**Given request:** Please pull out every line that includes the string "infusion".

Collected data entries
%%
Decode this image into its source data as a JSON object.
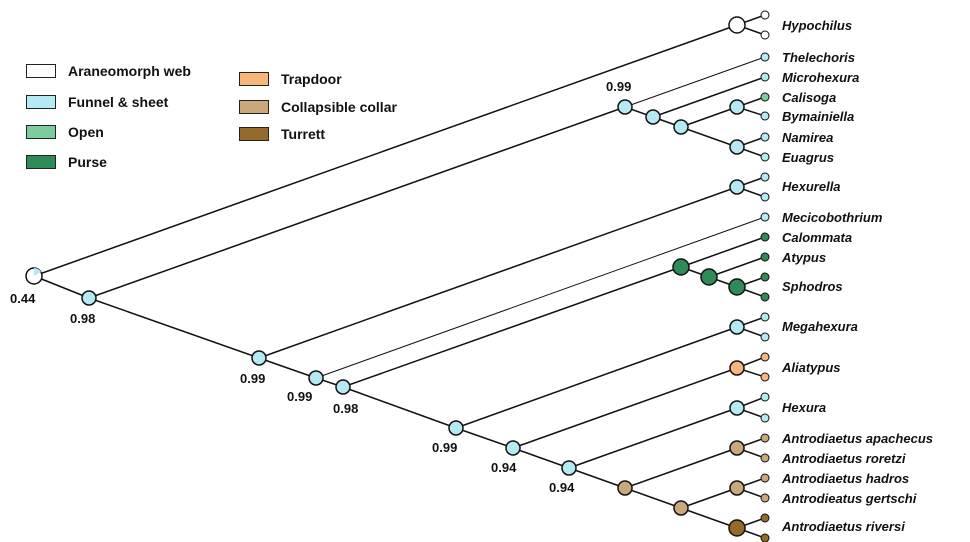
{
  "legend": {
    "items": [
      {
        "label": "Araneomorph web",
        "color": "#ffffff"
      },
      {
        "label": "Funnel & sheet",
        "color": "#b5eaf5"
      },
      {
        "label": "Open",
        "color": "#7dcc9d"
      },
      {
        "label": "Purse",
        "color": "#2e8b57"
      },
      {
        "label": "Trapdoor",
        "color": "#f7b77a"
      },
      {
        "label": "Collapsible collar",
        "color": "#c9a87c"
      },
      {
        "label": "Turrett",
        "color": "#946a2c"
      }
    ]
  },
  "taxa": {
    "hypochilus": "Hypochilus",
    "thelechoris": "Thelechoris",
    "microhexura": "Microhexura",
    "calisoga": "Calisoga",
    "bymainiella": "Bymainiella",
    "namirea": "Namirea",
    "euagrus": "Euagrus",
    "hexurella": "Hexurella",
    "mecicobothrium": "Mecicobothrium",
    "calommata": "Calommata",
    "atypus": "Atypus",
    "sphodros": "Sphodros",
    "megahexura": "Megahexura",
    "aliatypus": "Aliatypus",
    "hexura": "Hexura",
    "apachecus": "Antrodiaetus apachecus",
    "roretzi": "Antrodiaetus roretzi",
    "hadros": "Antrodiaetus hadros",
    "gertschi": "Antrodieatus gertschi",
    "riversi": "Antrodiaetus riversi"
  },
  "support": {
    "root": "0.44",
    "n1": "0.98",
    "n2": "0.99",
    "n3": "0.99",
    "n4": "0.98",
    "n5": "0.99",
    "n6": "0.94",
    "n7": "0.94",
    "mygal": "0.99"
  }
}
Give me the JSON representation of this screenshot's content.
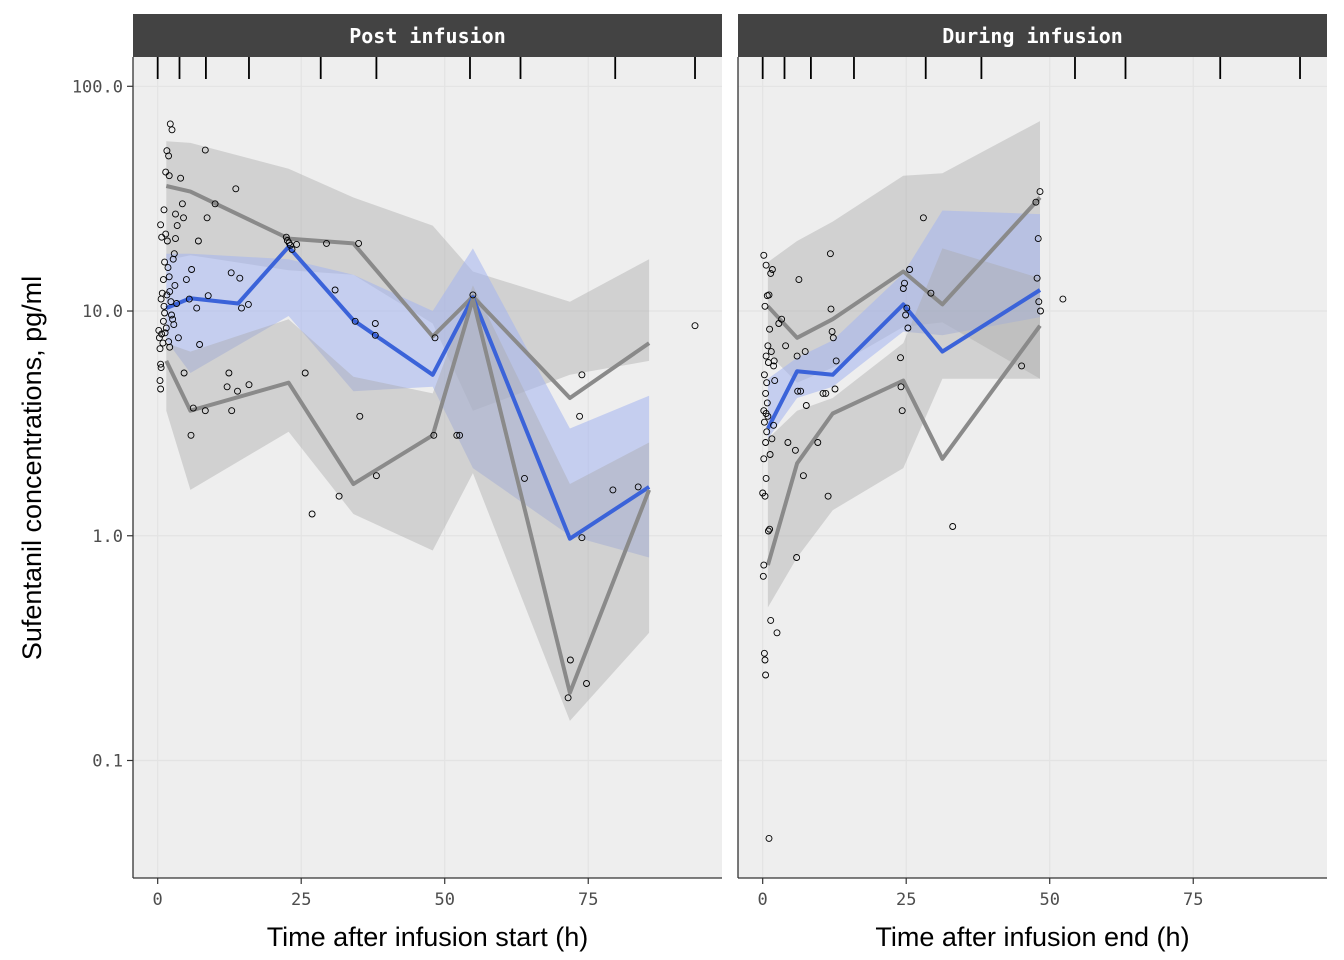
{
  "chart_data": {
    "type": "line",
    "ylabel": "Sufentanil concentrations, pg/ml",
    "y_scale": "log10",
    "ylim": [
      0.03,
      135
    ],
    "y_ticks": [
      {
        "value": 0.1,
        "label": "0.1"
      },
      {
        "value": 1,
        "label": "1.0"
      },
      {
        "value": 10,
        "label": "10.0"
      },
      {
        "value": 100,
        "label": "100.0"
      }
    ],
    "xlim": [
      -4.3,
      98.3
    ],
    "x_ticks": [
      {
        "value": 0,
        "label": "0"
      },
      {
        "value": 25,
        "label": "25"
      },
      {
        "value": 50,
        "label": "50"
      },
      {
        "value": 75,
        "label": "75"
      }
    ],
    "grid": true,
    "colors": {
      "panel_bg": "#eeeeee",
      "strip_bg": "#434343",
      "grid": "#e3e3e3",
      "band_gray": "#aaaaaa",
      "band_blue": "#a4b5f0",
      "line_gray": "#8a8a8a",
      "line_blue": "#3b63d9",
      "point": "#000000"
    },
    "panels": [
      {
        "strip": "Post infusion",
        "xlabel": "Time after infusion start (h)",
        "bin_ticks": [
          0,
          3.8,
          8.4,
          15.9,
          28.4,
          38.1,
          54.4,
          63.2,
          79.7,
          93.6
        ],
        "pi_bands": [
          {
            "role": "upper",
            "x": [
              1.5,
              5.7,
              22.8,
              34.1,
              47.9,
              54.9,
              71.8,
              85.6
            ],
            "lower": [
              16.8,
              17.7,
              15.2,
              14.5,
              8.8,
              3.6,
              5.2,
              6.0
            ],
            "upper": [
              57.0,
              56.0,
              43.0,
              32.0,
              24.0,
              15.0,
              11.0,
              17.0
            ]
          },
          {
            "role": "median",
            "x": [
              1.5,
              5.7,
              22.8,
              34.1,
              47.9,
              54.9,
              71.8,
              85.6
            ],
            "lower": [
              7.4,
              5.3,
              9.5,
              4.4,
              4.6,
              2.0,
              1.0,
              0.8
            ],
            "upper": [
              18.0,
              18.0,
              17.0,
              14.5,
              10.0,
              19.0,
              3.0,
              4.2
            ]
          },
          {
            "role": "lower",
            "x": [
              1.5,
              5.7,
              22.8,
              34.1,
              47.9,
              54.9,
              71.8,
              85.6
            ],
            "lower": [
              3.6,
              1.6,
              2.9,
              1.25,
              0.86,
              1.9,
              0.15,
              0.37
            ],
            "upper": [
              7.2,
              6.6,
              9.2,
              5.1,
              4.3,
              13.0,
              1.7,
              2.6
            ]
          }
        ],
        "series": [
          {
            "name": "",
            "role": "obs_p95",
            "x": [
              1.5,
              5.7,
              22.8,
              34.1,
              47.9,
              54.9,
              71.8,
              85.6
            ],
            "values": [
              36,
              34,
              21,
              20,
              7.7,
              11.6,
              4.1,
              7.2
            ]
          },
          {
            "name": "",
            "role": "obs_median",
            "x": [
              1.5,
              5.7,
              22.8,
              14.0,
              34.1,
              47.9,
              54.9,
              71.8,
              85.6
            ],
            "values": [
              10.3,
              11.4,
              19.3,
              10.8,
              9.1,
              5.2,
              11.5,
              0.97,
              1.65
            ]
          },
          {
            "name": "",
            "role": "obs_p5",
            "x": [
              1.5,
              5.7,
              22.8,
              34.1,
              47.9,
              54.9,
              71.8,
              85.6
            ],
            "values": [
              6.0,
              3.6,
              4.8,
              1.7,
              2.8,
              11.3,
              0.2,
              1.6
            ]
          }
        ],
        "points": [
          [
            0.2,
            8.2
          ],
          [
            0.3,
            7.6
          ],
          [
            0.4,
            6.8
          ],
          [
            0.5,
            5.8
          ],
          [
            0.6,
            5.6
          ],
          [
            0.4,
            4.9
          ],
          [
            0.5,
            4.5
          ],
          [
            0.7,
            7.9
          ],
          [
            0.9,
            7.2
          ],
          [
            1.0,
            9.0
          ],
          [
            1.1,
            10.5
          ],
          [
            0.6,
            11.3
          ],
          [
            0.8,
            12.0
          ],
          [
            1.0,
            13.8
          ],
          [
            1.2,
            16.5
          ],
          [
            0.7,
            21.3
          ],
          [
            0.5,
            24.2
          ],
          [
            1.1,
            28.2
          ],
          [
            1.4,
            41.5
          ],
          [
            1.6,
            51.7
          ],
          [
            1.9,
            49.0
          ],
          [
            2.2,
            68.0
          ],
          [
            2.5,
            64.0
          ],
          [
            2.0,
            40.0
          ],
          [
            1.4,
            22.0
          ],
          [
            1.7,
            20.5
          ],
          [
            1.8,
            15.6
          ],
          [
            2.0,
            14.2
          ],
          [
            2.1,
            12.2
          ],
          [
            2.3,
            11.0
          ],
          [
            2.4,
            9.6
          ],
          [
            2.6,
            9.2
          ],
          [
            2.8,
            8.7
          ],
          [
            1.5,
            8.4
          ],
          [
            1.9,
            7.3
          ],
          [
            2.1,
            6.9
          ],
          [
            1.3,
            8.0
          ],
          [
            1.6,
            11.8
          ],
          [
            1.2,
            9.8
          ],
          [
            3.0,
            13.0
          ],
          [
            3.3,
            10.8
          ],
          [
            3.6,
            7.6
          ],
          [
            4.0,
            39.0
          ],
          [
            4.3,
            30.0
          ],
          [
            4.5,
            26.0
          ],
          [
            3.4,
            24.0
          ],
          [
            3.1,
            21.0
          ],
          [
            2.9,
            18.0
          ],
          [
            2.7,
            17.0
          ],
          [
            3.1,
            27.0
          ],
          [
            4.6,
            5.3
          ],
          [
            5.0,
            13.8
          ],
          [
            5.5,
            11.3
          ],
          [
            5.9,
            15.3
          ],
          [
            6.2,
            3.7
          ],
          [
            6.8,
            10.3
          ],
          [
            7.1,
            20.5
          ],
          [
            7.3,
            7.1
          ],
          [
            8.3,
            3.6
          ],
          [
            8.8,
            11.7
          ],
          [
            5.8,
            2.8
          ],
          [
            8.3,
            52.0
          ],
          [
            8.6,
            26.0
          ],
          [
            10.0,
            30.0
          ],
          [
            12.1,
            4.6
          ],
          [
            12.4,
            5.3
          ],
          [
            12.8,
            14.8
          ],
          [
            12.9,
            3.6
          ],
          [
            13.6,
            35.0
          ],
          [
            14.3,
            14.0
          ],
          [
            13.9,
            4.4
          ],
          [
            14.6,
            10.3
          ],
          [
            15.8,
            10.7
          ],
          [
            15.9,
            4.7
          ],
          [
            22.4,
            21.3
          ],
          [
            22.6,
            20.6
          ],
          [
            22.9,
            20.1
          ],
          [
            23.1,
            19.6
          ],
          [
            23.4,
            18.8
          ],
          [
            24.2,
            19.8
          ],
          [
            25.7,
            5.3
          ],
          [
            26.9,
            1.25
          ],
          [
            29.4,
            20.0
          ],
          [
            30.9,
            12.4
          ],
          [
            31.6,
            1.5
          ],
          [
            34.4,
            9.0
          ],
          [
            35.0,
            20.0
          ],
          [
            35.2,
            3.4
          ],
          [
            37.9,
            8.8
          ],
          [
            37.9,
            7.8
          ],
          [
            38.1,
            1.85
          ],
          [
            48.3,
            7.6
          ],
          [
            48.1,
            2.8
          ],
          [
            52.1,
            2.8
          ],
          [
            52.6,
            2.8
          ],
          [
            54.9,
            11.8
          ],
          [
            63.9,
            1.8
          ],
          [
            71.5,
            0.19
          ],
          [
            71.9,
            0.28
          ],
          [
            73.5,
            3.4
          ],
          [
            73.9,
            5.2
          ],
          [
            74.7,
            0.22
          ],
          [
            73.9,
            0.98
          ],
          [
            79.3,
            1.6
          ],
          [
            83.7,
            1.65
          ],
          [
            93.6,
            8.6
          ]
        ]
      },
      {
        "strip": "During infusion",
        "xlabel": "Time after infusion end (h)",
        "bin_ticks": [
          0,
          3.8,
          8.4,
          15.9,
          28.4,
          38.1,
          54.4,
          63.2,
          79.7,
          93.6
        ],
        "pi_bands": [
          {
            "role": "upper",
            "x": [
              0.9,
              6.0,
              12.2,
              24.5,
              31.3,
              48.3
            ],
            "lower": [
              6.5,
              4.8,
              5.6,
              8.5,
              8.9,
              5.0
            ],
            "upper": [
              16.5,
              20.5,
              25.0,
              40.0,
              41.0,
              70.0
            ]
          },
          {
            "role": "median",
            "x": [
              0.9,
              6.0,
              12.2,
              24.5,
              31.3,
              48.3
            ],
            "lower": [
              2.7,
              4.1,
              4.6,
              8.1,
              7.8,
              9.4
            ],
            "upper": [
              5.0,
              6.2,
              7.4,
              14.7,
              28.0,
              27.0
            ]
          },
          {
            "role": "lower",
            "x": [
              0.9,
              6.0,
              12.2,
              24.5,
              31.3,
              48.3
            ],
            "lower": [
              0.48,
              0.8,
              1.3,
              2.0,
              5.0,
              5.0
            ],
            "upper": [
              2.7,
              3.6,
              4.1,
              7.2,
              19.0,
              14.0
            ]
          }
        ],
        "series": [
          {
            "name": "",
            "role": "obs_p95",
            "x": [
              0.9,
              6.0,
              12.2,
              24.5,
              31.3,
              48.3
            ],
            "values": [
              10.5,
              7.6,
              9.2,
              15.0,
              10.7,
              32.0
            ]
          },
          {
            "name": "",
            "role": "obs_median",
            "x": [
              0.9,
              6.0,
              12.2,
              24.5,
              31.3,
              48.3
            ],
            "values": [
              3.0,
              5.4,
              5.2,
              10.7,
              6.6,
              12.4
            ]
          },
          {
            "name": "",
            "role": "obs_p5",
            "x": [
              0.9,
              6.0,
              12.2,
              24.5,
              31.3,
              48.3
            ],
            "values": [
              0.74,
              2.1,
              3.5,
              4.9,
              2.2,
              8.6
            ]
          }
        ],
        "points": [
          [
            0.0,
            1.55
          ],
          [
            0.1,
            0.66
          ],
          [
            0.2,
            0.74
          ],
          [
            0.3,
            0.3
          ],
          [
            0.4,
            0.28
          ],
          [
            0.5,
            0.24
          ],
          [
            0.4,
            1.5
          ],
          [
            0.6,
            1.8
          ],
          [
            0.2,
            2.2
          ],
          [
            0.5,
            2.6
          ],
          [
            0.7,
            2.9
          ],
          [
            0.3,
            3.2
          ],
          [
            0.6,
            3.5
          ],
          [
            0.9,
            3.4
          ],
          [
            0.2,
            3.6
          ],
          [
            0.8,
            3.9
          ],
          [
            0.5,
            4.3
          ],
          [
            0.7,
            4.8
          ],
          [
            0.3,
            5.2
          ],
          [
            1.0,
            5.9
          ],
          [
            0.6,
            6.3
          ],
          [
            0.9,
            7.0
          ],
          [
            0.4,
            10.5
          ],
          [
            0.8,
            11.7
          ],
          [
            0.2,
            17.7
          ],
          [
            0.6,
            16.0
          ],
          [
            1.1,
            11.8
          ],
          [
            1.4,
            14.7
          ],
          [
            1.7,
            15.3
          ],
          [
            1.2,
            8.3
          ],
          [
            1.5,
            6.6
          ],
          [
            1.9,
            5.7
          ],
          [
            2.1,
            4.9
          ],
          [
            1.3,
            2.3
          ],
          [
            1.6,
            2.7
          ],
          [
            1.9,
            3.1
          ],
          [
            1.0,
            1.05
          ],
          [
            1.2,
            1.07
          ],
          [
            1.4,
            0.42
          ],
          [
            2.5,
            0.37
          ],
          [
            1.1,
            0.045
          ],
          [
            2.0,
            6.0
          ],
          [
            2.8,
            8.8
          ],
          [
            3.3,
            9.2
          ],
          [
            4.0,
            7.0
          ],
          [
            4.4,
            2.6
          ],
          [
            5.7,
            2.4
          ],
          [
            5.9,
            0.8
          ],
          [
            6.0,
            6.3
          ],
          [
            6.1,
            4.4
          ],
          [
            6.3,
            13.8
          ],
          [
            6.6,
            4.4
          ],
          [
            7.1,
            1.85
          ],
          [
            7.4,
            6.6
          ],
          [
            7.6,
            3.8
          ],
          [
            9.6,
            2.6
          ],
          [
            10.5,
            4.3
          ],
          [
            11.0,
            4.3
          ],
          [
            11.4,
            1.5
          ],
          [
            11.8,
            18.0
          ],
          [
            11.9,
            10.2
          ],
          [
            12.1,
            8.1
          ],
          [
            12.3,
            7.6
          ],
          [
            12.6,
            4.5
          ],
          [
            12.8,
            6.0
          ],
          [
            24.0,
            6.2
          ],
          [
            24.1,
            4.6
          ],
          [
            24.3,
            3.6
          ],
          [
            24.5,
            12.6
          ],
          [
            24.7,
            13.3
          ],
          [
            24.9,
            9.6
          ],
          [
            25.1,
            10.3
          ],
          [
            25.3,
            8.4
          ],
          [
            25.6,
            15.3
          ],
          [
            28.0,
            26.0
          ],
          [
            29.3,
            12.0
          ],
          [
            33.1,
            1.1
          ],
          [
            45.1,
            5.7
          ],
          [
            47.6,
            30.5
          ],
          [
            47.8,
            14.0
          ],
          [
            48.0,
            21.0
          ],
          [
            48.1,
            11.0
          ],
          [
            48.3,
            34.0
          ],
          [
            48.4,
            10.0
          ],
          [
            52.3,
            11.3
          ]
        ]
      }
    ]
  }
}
%%
%%
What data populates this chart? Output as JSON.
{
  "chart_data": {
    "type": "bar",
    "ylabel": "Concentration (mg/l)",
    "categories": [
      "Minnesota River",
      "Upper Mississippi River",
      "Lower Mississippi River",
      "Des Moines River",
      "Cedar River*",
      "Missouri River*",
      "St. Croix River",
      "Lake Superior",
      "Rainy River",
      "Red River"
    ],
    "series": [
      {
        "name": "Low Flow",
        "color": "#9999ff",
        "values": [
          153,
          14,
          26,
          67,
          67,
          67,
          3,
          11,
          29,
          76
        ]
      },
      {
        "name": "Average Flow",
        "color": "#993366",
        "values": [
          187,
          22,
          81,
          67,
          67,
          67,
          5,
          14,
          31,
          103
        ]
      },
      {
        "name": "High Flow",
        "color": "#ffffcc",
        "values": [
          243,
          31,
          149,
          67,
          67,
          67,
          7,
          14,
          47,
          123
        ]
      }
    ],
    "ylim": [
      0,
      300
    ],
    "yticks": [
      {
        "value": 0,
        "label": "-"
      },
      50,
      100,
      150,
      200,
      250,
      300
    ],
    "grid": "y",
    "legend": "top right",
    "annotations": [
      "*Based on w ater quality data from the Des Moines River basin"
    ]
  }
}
%%
**Response to this exercise:**
        "strip": "Post infusion",
        "xlabel": "Time after infusion start (h)",
        "strip": "During infusion",
        "xlabel": "Time after infusion end (h)",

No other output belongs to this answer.